__Problem requirements__. Extract the complete data exactly as given.

__Supplied material__.
※

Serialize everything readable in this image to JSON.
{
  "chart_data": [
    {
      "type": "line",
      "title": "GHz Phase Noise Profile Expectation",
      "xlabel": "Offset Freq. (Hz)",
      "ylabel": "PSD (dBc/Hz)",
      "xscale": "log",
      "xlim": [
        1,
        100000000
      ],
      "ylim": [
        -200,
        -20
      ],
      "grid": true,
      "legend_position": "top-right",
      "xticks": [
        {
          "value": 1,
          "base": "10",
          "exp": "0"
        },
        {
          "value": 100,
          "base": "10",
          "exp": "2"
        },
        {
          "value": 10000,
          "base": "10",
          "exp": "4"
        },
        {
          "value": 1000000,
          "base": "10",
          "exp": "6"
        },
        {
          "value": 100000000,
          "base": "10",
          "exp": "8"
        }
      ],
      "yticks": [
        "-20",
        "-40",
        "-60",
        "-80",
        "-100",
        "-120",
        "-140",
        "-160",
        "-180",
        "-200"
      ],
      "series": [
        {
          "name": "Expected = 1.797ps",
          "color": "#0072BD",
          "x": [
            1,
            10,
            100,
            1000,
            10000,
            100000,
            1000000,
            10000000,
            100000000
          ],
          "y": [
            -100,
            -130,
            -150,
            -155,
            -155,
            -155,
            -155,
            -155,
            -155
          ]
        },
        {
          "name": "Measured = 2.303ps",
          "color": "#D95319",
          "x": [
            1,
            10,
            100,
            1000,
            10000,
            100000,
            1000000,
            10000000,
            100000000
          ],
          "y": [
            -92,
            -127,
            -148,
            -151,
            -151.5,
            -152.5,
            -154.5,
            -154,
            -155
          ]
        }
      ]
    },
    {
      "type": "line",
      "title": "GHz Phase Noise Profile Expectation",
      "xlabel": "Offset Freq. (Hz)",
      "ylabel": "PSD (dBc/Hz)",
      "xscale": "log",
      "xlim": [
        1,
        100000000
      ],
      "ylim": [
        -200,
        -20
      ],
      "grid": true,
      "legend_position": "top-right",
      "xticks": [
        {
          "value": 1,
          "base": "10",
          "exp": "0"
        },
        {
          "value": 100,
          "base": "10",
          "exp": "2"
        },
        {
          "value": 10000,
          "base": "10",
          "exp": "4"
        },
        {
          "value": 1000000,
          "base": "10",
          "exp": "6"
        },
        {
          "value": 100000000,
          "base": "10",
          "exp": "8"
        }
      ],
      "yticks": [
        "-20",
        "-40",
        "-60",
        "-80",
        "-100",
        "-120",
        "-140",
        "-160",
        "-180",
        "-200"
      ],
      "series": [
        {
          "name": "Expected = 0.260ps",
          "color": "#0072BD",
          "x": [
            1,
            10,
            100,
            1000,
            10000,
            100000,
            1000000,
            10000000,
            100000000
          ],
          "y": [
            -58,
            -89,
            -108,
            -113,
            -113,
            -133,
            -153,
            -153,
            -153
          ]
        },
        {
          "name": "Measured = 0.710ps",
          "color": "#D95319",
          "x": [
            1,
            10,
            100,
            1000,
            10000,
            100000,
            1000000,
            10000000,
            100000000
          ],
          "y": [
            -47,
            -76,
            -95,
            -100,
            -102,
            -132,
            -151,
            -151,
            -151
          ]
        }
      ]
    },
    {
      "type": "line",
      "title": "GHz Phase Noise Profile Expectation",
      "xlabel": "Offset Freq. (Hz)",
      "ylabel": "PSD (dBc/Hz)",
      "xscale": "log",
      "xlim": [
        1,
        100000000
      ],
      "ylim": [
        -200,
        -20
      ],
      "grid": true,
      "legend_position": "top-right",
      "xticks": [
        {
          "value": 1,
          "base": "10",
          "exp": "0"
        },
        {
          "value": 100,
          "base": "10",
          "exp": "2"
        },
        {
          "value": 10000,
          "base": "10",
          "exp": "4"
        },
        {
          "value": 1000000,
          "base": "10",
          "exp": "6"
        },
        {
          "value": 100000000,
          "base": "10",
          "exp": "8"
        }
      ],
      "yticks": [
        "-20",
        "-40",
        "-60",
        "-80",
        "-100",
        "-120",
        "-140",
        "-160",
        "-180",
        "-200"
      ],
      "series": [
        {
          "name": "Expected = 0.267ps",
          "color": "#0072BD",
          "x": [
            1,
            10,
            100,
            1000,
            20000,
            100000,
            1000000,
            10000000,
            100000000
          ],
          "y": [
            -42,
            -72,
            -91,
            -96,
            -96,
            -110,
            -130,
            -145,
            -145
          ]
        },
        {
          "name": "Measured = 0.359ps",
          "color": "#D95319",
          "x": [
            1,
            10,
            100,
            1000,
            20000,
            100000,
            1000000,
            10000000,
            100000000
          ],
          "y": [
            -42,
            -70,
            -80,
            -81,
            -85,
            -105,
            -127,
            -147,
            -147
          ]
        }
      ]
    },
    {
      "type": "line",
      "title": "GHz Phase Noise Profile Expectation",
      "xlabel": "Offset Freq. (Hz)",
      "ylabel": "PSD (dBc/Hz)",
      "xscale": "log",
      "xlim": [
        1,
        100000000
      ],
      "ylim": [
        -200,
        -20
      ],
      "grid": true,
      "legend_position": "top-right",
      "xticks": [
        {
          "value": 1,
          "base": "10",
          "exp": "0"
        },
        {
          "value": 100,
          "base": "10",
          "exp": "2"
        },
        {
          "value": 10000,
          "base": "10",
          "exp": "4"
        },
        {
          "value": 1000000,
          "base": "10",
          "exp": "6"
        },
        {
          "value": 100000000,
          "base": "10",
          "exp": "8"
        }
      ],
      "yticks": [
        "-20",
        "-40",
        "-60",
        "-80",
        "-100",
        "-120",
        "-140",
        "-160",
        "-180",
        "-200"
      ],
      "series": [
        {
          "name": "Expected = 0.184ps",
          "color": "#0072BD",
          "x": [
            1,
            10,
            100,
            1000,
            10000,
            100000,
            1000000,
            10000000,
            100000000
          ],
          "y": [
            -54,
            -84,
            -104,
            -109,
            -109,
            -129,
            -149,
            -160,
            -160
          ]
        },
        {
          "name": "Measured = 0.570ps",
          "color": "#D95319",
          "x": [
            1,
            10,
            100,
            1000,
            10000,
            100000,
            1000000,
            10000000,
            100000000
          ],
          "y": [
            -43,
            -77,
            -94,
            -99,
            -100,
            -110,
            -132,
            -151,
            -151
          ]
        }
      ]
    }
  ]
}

※

__Output of the task__.
Serialize everything readable in this image to JSON.
{
  "chart_data": [
    {
      "type": "line",
      "title": "GHz Phase Noise Profile Expectation",
      "xlabel": "Offset Freq. (Hz)",
      "ylabel": "PSD (dBc/Hz)",
      "xscale": "log",
      "xlim": [
        1,
        100000000
      ],
      "ylim": [
        -200,
        -20
      ],
      "grid": true,
      "legend_position": "top-right",
      "xticks": [
        {
          "value": 1,
          "base": "10",
          "exp": "0"
        },
        {
          "value": 100,
          "base": "10",
          "exp": "2"
        },
        {
          "value": 10000,
          "base": "10",
          "exp": "4"
        },
        {
          "value": 1000000,
          "base": "10",
          "exp": "6"
        },
        {
          "value": 100000000,
          "base": "10",
          "exp": "8"
        }
      ],
      "yticks": [
        "-20",
        "-40",
        "-60",
        "-80",
        "-100",
        "-120",
        "-140",
        "-160",
        "-180",
        "-200"
      ],
      "series": [
        {
          "name": "Expected = 1.797ps",
          "color": "#0072BD",
          "x": [
            1,
            10,
            100,
            1000,
            10000,
            100000,
            1000000,
            10000000,
            100000000
          ],
          "y": [
            -100,
            -130,
            -150,
            -155,
            -155,
            -155,
            -155,
            -155,
            -155
          ]
        },
        {
          "name": "Measured = 2.303ps",
          "color": "#D95319",
          "x": [
            1,
            10,
            100,
            1000,
            10000,
            100000,
            1000000,
            10000000,
            100000000
          ],
          "y": [
            -92,
            -127,
            -148,
            -151,
            -151.5,
            -152.5,
            -154.5,
            -154,
            -155
          ]
        }
      ]
    },
    {
      "type": "line",
      "title": "GHz Phase Noise Profile Expectation",
      "xlabel": "Offset Freq. (Hz)",
      "ylabel": "PSD (dBc/Hz)",
      "xscale": "log",
      "xlim": [
        1,
        100000000
      ],
      "ylim": [
        -200,
        -20
      ],
      "grid": true,
      "legend_position": "top-right",
      "xticks": [
        {
          "value": 1,
          "base": "10",
          "exp": "0"
        },
        {
          "value": 100,
          "base": "10",
          "exp": "2"
        },
        {
          "value": 10000,
          "base": "10",
          "exp": "4"
        },
        {
          "value": 1000000,
          "base": "10",
          "exp": "6"
        },
        {
          "value": 100000000,
          "base": "10",
          "exp": "8"
        }
      ],
      "yticks": [
        "-20",
        "-40",
        "-60",
        "-80",
        "-100",
        "-120",
        "-140",
        "-160",
        "-180",
        "-200"
      ],
      "series": [
        {
          "name": "Expected = 0.260ps",
          "color": "#0072BD",
          "x": [
            1,
            10,
            100,
            1000,
            10000,
            100000,
            1000000,
            10000000,
            100000000
          ],
          "y": [
            -58,
            -89,
            -108,
            -113,
            -113,
            -133,
            -153,
            -153,
            -153
          ]
        },
        {
          "name": "Measured = 0.710ps",
          "color": "#D95319",
          "x": [
            1,
            10,
            100,
            1000,
            10000,
            100000,
            1000000,
            10000000,
            100000000
          ],
          "y": [
            -47,
            -76,
            -95,
            -100,
            -102,
            -132,
            -151,
            -151,
            -151
          ]
        }
      ]
    },
    {
      "type": "line",
      "title": "GHz Phase Noise Profile Expectation",
      "xlabel": "Offset Freq. (Hz)",
      "ylabel": "PSD (dBc/Hz)",
      "xscale": "log",
      "xlim": [
        1,
        100000000
      ],
      "ylim": [
        -200,
        -20
      ],
      "grid": true,
      "legend_position": "top-right",
      "xticks": [
        {
          "value": 1,
          "base": "10",
          "exp": "0"
        },
        {
          "value": 100,
          "base": "10",
          "exp": "2"
        },
        {
          "value": 10000,
          "base": "10",
          "exp": "4"
        },
        {
          "value": 1000000,
          "base": "10",
          "exp": "6"
        },
        {
          "value": 100000000,
          "base": "10",
          "exp": "8"
        }
      ],
      "yticks": [
        "-20",
        "-40",
        "-60",
        "-80",
        "-100",
        "-120",
        "-140",
        "-160",
        "-180",
        "-200"
      ],
      "series": [
        {
          "name": "Expected = 0.267ps",
          "color": "#0072BD",
          "x": [
            1,
            10,
            100,
            1000,
            20000,
            100000,
            1000000,
            10000000,
            100000000
          ],
          "y": [
            -42,
            -72,
            -91,
            -96,
            -96,
            -110,
            -130,
            -145,
            -145
          ]
        },
        {
          "name": "Measured = 0.359ps",
          "color": "#D95319",
          "x": [
            1,
            10,
            100,
            1000,
            20000,
            100000,
            1000000,
            10000000,
            100000000
          ],
          "y": [
            -42,
            -70,
            -80,
            -81,
            -85,
            -105,
            -127,
            -147,
            -147
          ]
        }
      ]
    },
    {
      "type": "line",
      "title": "GHz Phase Noise Profile Expectation",
      "xlabel": "Offset Freq. (Hz)",
      "ylabel": "PSD (dBc/Hz)",
      "xscale": "log",
      "xlim": [
        1,
        100000000
      ],
      "ylim": [
        -200,
        -20
      ],
      "grid": true,
      "legend_position": "top-right",
      "xticks": [
        {
          "value": 1,
          "base": "10",
          "exp": "0"
        },
        {
          "value": 100,
          "base": "10",
          "exp": "2"
        },
        {
          "value": 10000,
          "base": "10",
          "exp": "4"
        },
        {
          "value": 1000000,
          "base": "10",
          "exp": "6"
        },
        {
          "value": 100000000,
          "base": "10",
          "exp": "8"
        }
      ],
      "yticks": [
        "-20",
        "-40",
        "-60",
        "-80",
        "-100",
        "-120",
        "-140",
        "-160",
        "-180",
        "-200"
      ],
      "series": [
        {
          "name": "Expected = 0.184ps",
          "color": "#0072BD",
          "x": [
            1,
            10,
            100,
            1000,
            10000,
            100000,
            1000000,
            10000000,
            100000000
          ],
          "y": [
            -54,
            -84,
            -104,
            -109,
            -109,
            -129,
            -149,
            -160,
            -160
          ]
        },
        {
          "name": "Measured = 0.570ps",
          "color": "#D95319",
          "x": [
            1,
            10,
            100,
            1000,
            10000,
            100000,
            1000000,
            10000000,
            100000000
          ],
          "y": [
            -43,
            -77,
            -94,
            -99,
            -100,
            -110,
            -132,
            -151,
            -151
          ]
        }
      ]
    }
  ]
}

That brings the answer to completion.